- _REQUIREMENTS_: Find how many lines in the data below mention "color". Give the number only.

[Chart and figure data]

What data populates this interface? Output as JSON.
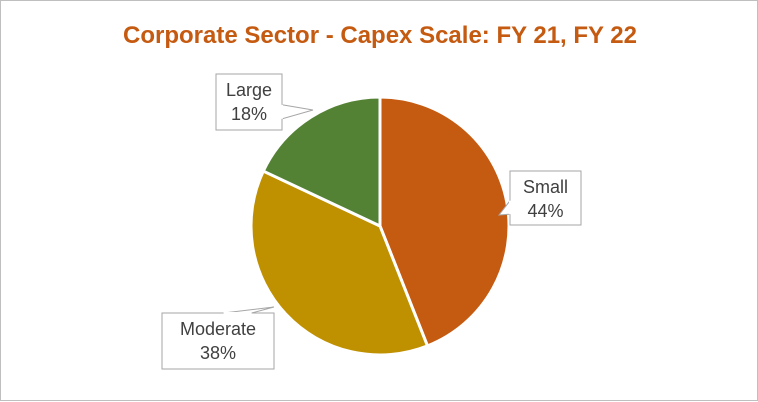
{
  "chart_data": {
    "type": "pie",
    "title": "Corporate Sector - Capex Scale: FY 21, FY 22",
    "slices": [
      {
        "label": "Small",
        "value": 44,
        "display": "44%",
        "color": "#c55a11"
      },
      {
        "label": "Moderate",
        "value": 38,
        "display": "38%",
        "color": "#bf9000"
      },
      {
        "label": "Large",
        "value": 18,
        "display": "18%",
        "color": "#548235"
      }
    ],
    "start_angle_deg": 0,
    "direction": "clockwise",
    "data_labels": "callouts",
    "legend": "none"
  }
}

- _FINAL ANSWER_: 3